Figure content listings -
○ ○ ○
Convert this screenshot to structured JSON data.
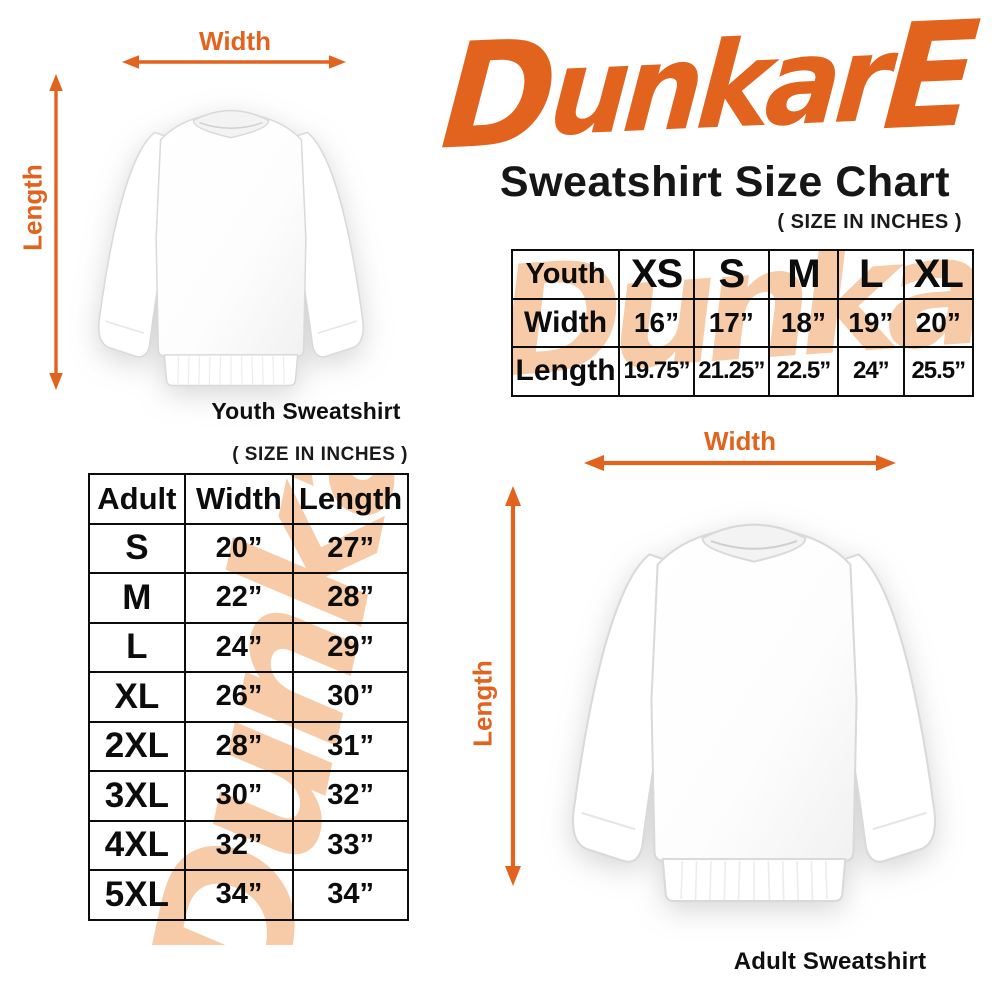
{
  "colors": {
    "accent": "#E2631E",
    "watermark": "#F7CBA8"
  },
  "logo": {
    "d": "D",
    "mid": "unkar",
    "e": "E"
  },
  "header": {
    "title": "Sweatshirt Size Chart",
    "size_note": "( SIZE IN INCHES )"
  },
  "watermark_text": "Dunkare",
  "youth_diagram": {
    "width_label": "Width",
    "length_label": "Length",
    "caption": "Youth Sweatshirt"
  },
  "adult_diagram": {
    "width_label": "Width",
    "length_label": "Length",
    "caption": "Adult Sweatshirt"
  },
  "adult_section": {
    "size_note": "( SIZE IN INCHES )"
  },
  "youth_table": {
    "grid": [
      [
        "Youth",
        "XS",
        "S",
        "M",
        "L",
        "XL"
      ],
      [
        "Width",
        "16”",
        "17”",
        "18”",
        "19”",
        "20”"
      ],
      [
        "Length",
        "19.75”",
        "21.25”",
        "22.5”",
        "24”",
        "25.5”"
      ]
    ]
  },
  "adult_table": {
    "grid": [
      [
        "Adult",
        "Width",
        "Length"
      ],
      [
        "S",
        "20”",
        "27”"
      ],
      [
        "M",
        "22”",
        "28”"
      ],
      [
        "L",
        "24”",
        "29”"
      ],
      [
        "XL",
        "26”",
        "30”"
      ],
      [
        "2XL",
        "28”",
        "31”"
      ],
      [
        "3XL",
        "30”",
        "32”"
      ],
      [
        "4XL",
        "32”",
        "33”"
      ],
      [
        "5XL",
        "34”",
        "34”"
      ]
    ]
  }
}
○ ○ ○
Instruction - Retype each line of the listing above word for word. Exclude the pictures.

Written response -
Convert this screenshot to structured JSON data.
{
  "colors": {
    "accent": "#E2631E",
    "watermark": "#F7CBA8"
  },
  "logo": {
    "d": "D",
    "mid": "unkar",
    "e": "E"
  },
  "header": {
    "title": "Sweatshirt Size Chart",
    "size_note": "( SIZE IN INCHES )"
  },
  "watermark_text": "Dunkare",
  "youth_diagram": {
    "width_label": "Width",
    "length_label": "Length",
    "caption": "Youth Sweatshirt"
  },
  "adult_diagram": {
    "width_label": "Width",
    "length_label": "Length",
    "caption": "Adult Sweatshirt"
  },
  "adult_section": {
    "size_note": "( SIZE IN INCHES )"
  },
  "youth_table": {
    "grid": [
      [
        "Youth",
        "XS",
        "S",
        "M",
        "L",
        "XL"
      ],
      [
        "Width",
        "16”",
        "17”",
        "18”",
        "19”",
        "20”"
      ],
      [
        "Length",
        "19.75”",
        "21.25”",
        "22.5”",
        "24”",
        "25.5”"
      ]
    ]
  },
  "adult_table": {
    "grid": [
      [
        "Adult",
        "Width",
        "Length"
      ],
      [
        "S",
        "20”",
        "27”"
      ],
      [
        "M",
        "22”",
        "28”"
      ],
      [
        "L",
        "24”",
        "29”"
      ],
      [
        "XL",
        "26”",
        "30”"
      ],
      [
        "2XL",
        "28”",
        "31”"
      ],
      [
        "3XL",
        "30”",
        "32”"
      ],
      [
        "4XL",
        "32”",
        "33”"
      ],
      [
        "5XL",
        "34”",
        "34”"
      ]
    ]
  }
}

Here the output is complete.